> [Short exercise] What follows is a block of records; reproduce all of it verbatim.

> [Stored records]
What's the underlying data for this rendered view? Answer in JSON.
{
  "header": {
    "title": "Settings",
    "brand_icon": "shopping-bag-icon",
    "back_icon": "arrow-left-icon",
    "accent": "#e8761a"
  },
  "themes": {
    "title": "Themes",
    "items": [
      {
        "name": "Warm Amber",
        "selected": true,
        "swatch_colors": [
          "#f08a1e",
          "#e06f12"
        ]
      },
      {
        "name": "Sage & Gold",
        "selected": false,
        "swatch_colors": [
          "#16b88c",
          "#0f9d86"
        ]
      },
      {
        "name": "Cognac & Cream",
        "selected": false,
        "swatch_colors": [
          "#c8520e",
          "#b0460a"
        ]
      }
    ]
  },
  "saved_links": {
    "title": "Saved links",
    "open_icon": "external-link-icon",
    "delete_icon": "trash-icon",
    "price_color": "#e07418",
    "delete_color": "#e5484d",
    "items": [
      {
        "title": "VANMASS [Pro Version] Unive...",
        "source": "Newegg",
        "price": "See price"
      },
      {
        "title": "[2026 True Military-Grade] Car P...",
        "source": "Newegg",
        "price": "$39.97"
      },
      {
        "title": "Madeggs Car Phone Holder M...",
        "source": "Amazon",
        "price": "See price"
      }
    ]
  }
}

> [Solution for this exercise]
What's the underlying data for this rendered view? Answer in JSON.
{
  "header": {
    "title": "Settings",
    "brand_icon": "shopping-bag-icon",
    "back_icon": "arrow-left-icon",
    "accent": "#e8761a"
  },
  "themes": {
    "title": "Themes",
    "items": [
      {
        "name": "Warm Amber",
        "selected": true,
        "swatch_colors": [
          "#f08a1e",
          "#e06f12"
        ]
      },
      {
        "name": "Sage & Gold",
        "selected": false,
        "swatch_colors": [
          "#16b88c",
          "#0f9d86"
        ]
      },
      {
        "name": "Cognac & Cream",
        "selected": false,
        "swatch_colors": [
          "#c8520e",
          "#b0460a"
        ]
      }
    ]
  },
  "saved_links": {
    "title": "Saved links",
    "open_icon": "external-link-icon",
    "delete_icon": "trash-icon",
    "price_color": "#e07418",
    "delete_color": "#e5484d",
    "items": [
      {
        "title": "VANMASS [Pro Version] Unive...",
        "source": "Newegg",
        "price": "See price"
      },
      {
        "title": "[2026 True Military-Grade] Car P...",
        "source": "Newegg",
        "price": "$39.97"
      },
      {
        "title": "Madeggs Car Phone Holder M...",
        "source": "Amazon",
        "price": "See price"
      }
    ]
  }
}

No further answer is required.